[Extracted information — start]
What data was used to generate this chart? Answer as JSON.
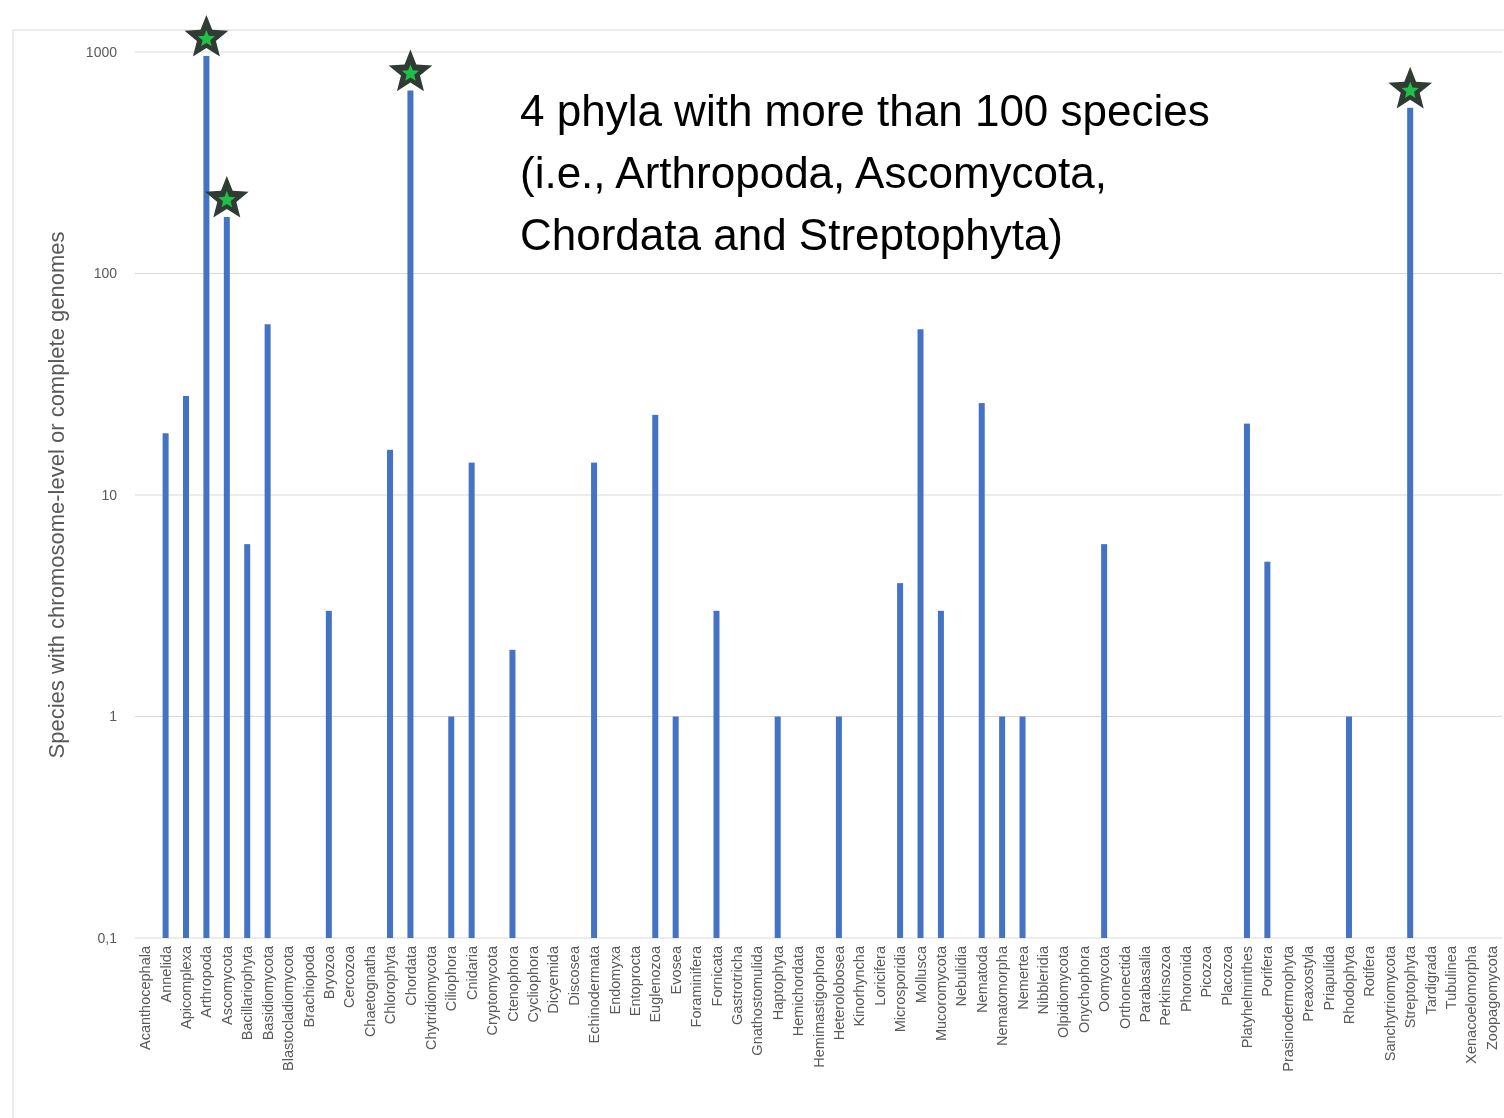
{
  "chart_data": {
    "type": "bar",
    "log": true,
    "grid": "y",
    "ylabel": "Species with chromosome-level  or complete genomes",
    "annotations": [
      "4 phyla with more than 100 species\n(i.e., Arthropoda, Ascomycota,\nChordata and Streptophyta)"
    ],
    "categories": [
      "Acanthocephala",
      "Annelida",
      "Apicomplexa",
      "Arthropoda",
      "Ascomycota",
      "Bacillariophyta",
      "Basidiomycota",
      "Blastocladiomycota",
      "Brachiopoda",
      "Bryozoa",
      "Cercozoa",
      "Chaetognatha",
      "Chlorophyta",
      "Chordata",
      "Chytridiomycota",
      "Ciliophora",
      "Cnidaria",
      "Cryptomycota",
      "Ctenophora",
      "Cycliophora",
      "Dicyemida",
      "Discosea",
      "Echinodermata",
      "Endomyxa",
      "Entoprocta",
      "Euglenozoa",
      "Evosea",
      "Foraminifera",
      "Fornicata",
      "Gastrotricha",
      "Gnathostomulida",
      "Haptophyta",
      "Hemichordata",
      "Hemimastigophora",
      "Heterolobosea",
      "Kinorhyncha",
      "Loricifera",
      "Microsporidia",
      "Mollusca",
      "Mucoromycota",
      "Nebulidia",
      "Nematoda",
      "Nematomorpha",
      "Nemertea",
      "Nibbleridia",
      "Olpidiomycota",
      "Onychophora",
      "Oomycota",
      "Orthonectida",
      "Parabasalia",
      "Perkinsozoa",
      "Phoronida",
      "Picozoa",
      "Placozoa",
      "Platyhelminthes",
      "Porifera",
      "Prasinodermophyta",
      "Preaxostyla",
      "Priapulida",
      "Rhodophyta",
      "Rotifera",
      "Sanchytriomycota",
      "Streptophyta",
      "Tardigrada",
      "Tubulinea",
      "Xenacoelomorpha",
      "Zoopagomycota"
    ],
    "values": [
      null,
      19,
      28,
      960,
      180,
      6,
      59,
      null,
      null,
      3,
      null,
      null,
      16,
      670,
      null,
      1,
      14,
      null,
      2,
      null,
      null,
      null,
      14,
      null,
      null,
      23,
      1,
      null,
      3,
      null,
      null,
      1,
      null,
      null,
      1,
      null,
      null,
      4,
      56,
      3,
      null,
      26,
      1,
      1,
      null,
      null,
      null,
      6,
      null,
      null,
      null,
      null,
      null,
      null,
      21,
      5,
      null,
      null,
      null,
      1,
      null,
      null,
      560,
      null,
      null,
      null,
      null
    ],
    "color": "#4472c4",
    "ylim": [
      0.1,
      1000
    ],
    "yticks": [
      {
        "value": 0.1,
        "label": "0,1"
      },
      1,
      10,
      100,
      1000
    ]
  }
}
[Extracted information — finish]
● Aim of the task:
Return each line from the data where the string "Ascomycota" can be found.

● Task result:
      "4 phyla with more than 100 species\n(i.e., Arthropoda, Ascomycota,\nChordata and Streptophyta)"
      "Ascomycota",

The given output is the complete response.